**AIM OF THE EXERCISE**
Without skipping anything, write out each record below exactly.

**DATA PROVIDED**
------------------------------------------------
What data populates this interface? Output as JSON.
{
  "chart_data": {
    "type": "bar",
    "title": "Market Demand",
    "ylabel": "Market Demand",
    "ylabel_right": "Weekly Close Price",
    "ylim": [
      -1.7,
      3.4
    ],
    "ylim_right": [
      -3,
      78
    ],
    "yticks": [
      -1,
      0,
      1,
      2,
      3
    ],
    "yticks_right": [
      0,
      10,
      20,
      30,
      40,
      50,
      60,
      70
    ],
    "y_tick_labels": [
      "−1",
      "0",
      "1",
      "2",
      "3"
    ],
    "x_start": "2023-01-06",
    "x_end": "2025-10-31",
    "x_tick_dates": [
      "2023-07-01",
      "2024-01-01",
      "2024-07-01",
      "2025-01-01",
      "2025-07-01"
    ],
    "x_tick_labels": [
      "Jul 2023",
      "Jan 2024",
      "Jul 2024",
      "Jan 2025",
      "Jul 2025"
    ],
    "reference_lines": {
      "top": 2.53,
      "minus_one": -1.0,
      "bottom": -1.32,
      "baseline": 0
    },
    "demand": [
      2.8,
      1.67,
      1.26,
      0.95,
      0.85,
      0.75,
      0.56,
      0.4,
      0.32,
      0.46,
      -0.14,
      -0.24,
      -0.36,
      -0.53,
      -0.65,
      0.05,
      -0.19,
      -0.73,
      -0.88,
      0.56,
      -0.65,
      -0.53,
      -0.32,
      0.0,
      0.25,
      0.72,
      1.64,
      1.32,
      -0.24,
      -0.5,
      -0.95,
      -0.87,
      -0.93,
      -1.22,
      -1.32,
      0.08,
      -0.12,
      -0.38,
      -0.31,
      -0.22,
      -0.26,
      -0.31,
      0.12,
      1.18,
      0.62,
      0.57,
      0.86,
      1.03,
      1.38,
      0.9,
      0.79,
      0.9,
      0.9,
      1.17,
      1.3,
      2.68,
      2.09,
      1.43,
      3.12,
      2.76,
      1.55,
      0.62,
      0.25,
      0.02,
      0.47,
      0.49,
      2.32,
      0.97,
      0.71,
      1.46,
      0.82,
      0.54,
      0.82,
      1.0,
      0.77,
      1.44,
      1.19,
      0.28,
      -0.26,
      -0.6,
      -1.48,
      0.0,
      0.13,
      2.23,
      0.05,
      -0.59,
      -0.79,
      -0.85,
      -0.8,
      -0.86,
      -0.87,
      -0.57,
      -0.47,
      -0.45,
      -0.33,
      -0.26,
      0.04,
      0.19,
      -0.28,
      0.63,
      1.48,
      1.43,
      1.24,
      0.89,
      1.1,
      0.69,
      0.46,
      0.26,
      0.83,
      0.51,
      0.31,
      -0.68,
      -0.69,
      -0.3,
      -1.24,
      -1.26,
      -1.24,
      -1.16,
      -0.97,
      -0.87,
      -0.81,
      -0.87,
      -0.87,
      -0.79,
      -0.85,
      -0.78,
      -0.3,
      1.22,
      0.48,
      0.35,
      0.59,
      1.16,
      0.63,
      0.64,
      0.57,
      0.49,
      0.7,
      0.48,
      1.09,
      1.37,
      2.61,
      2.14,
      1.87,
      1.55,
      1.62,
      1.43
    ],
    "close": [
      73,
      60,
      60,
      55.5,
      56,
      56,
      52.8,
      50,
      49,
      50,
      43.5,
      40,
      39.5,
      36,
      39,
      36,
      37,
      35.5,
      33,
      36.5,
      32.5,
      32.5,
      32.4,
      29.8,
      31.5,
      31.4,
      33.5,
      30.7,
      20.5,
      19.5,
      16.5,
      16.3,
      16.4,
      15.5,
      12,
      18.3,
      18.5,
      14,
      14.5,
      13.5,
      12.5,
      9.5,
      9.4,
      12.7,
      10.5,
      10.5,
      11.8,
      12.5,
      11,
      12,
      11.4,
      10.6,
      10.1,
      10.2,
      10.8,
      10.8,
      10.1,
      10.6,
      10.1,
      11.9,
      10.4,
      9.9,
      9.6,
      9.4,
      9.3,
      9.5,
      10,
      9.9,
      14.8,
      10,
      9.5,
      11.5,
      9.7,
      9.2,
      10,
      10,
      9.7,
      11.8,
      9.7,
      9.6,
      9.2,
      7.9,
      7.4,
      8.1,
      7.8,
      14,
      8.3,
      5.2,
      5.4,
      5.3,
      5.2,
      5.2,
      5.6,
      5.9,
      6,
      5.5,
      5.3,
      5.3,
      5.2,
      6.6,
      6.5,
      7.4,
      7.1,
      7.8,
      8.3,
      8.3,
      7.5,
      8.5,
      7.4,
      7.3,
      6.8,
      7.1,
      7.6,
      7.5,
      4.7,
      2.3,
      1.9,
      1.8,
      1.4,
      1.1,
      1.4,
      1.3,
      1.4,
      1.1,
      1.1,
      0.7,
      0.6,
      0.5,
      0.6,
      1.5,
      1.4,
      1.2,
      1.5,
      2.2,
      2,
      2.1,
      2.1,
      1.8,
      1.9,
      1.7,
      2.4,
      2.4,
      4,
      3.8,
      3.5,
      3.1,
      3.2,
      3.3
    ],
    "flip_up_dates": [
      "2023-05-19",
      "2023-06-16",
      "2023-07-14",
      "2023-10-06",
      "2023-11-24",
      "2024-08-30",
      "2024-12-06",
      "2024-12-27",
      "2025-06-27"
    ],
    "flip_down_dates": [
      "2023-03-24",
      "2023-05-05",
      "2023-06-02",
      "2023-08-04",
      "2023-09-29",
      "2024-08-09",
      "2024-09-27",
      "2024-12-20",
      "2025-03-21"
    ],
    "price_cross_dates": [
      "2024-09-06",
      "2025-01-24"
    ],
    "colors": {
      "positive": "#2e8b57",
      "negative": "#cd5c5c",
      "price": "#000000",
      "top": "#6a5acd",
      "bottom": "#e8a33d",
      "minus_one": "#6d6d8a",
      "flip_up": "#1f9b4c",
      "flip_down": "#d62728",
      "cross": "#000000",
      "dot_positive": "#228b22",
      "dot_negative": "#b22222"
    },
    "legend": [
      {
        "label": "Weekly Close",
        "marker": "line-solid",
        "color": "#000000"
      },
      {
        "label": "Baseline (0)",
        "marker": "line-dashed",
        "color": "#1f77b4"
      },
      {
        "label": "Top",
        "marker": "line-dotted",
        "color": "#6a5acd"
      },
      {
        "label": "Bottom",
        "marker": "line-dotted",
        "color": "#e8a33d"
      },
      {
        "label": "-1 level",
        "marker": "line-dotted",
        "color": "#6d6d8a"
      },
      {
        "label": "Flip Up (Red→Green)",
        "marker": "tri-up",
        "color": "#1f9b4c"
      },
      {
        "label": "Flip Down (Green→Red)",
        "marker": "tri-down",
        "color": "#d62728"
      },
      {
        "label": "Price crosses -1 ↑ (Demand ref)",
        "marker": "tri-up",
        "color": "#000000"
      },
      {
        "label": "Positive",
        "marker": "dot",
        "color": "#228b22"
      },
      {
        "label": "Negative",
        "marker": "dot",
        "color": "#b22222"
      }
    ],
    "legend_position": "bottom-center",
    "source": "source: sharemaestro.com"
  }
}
------------------------------------------------
**SOLUTION FOR THIS PROBLEM**
What data populates this interface? Output as JSON.
{
  "chart_data": {
    "type": "bar",
    "title": "Market Demand",
    "ylabel": "Market Demand",
    "ylabel_right": "Weekly Close Price",
    "ylim": [
      -1.7,
      3.4
    ],
    "ylim_right": [
      -3,
      78
    ],
    "yticks": [
      -1,
      0,
      1,
      2,
      3
    ],
    "yticks_right": [
      0,
      10,
      20,
      30,
      40,
      50,
      60,
      70
    ],
    "y_tick_labels": [
      "−1",
      "0",
      "1",
      "2",
      "3"
    ],
    "x_start": "2023-01-06",
    "x_end": "2025-10-31",
    "x_tick_dates": [
      "2023-07-01",
      "2024-01-01",
      "2024-07-01",
      "2025-01-01",
      "2025-07-01"
    ],
    "x_tick_labels": [
      "Jul 2023",
      "Jan 2024",
      "Jul 2024",
      "Jan 2025",
      "Jul 2025"
    ],
    "reference_lines": {
      "top": 2.53,
      "minus_one": -1.0,
      "bottom": -1.32,
      "baseline": 0
    },
    "demand": [
      2.8,
      1.67,
      1.26,
      0.95,
      0.85,
      0.75,
      0.56,
      0.4,
      0.32,
      0.46,
      -0.14,
      -0.24,
      -0.36,
      -0.53,
      -0.65,
      0.05,
      -0.19,
      -0.73,
      -0.88,
      0.56,
      -0.65,
      -0.53,
      -0.32,
      0.0,
      0.25,
      0.72,
      1.64,
      1.32,
      -0.24,
      -0.5,
      -0.95,
      -0.87,
      -0.93,
      -1.22,
      -1.32,
      0.08,
      -0.12,
      -0.38,
      -0.31,
      -0.22,
      -0.26,
      -0.31,
      0.12,
      1.18,
      0.62,
      0.57,
      0.86,
      1.03,
      1.38,
      0.9,
      0.79,
      0.9,
      0.9,
      1.17,
      1.3,
      2.68,
      2.09,
      1.43,
      3.12,
      2.76,
      1.55,
      0.62,
      0.25,
      0.02,
      0.47,
      0.49,
      2.32,
      0.97,
      0.71,
      1.46,
      0.82,
      0.54,
      0.82,
      1.0,
      0.77,
      1.44,
      1.19,
      0.28,
      -0.26,
      -0.6,
      -1.48,
      0.0,
      0.13,
      2.23,
      0.05,
      -0.59,
      -0.79,
      -0.85,
      -0.8,
      -0.86,
      -0.87,
      -0.57,
      -0.47,
      -0.45,
      -0.33,
      -0.26,
      0.04,
      0.19,
      -0.28,
      0.63,
      1.48,
      1.43,
      1.24,
      0.89,
      1.1,
      0.69,
      0.46,
      0.26,
      0.83,
      0.51,
      0.31,
      -0.68,
      -0.69,
      -0.3,
      -1.24,
      -1.26,
      -1.24,
      -1.16,
      -0.97,
      -0.87,
      -0.81,
      -0.87,
      -0.87,
      -0.79,
      -0.85,
      -0.78,
      -0.3,
      1.22,
      0.48,
      0.35,
      0.59,
      1.16,
      0.63,
      0.64,
      0.57,
      0.49,
      0.7,
      0.48,
      1.09,
      1.37,
      2.61,
      2.14,
      1.87,
      1.55,
      1.62,
      1.43
    ],
    "close": [
      73,
      60,
      60,
      55.5,
      56,
      56,
      52.8,
      50,
      49,
      50,
      43.5,
      40,
      39.5,
      36,
      39,
      36,
      37,
      35.5,
      33,
      36.5,
      32.5,
      32.5,
      32.4,
      29.8,
      31.5,
      31.4,
      33.5,
      30.7,
      20.5,
      19.5,
      16.5,
      16.3,
      16.4,
      15.5,
      12,
      18.3,
      18.5,
      14,
      14.5,
      13.5,
      12.5,
      9.5,
      9.4,
      12.7,
      10.5,
      10.5,
      11.8,
      12.5,
      11,
      12,
      11.4,
      10.6,
      10.1,
      10.2,
      10.8,
      10.8,
      10.1,
      10.6,
      10.1,
      11.9,
      10.4,
      9.9,
      9.6,
      9.4,
      9.3,
      9.5,
      10,
      9.9,
      14.8,
      10,
      9.5,
      11.5,
      9.7,
      9.2,
      10,
      10,
      9.7,
      11.8,
      9.7,
      9.6,
      9.2,
      7.9,
      7.4,
      8.1,
      7.8,
      14,
      8.3,
      5.2,
      5.4,
      5.3,
      5.2,
      5.2,
      5.6,
      5.9,
      6,
      5.5,
      5.3,
      5.3,
      5.2,
      6.6,
      6.5,
      7.4,
      7.1,
      7.8,
      8.3,
      8.3,
      7.5,
      8.5,
      7.4,
      7.3,
      6.8,
      7.1,
      7.6,
      7.5,
      4.7,
      2.3,
      1.9,
      1.8,
      1.4,
      1.1,
      1.4,
      1.3,
      1.4,
      1.1,
      1.1,
      0.7,
      0.6,
      0.5,
      0.6,
      1.5,
      1.4,
      1.2,
      1.5,
      2.2,
      2,
      2.1,
      2.1,
      1.8,
      1.9,
      1.7,
      2.4,
      2.4,
      4,
      3.8,
      3.5,
      3.1,
      3.2,
      3.3
    ],
    "flip_up_dates": [
      "2023-05-19",
      "2023-06-16",
      "2023-07-14",
      "2023-10-06",
      "2023-11-24",
      "2024-08-30",
      "2024-12-06",
      "2024-12-27",
      "2025-06-27"
    ],
    "flip_down_dates": [
      "2023-03-24",
      "2023-05-05",
      "2023-06-02",
      "2023-08-04",
      "2023-09-29",
      "2024-08-09",
      "2024-09-27",
      "2024-12-20",
      "2025-03-21"
    ],
    "price_cross_dates": [
      "2024-09-06",
      "2025-01-24"
    ],
    "colors": {
      "positive": "#2e8b57",
      "negative": "#cd5c5c",
      "price": "#000000",
      "top": "#6a5acd",
      "bottom": "#e8a33d",
      "minus_one": "#6d6d8a",
      "flip_up": "#1f9b4c",
      "flip_down": "#d62728",
      "cross": "#000000",
      "dot_positive": "#228b22",
      "dot_negative": "#b22222"
    },
    "legend": [
      {
        "label": "Weekly Close",
        "marker": "line-solid",
        "color": "#000000"
      },
      {
        "label": "Baseline (0)",
        "marker": "line-dashed",
        "color": "#1f77b4"
      },
      {
        "label": "Top",
        "marker": "line-dotted",
        "color": "#6a5acd"
      },
      {
        "label": "Bottom",
        "marker": "line-dotted",
        "color": "#e8a33d"
      },
      {
        "label": "-1 level",
        "marker": "line-dotted",
        "color": "#6d6d8a"
      },
      {
        "label": "Flip Up (Red→Green)",
        "marker": "tri-up",
        "color": "#1f9b4c"
      },
      {
        "label": "Flip Down (Green→Red)",
        "marker": "tri-down",
        "color": "#d62728"
      },
      {
        "label": "Price crosses -1 ↑ (Demand ref)",
        "marker": "tri-up",
        "color": "#000000"
      },
      {
        "label": "Positive",
        "marker": "dot",
        "color": "#228b22"
      },
      {
        "label": "Negative",
        "marker": "dot",
        "color": "#b22222"
      }
    ],
    "legend_position": "bottom-center",
    "source": "source: sharemaestro.com"
  }
}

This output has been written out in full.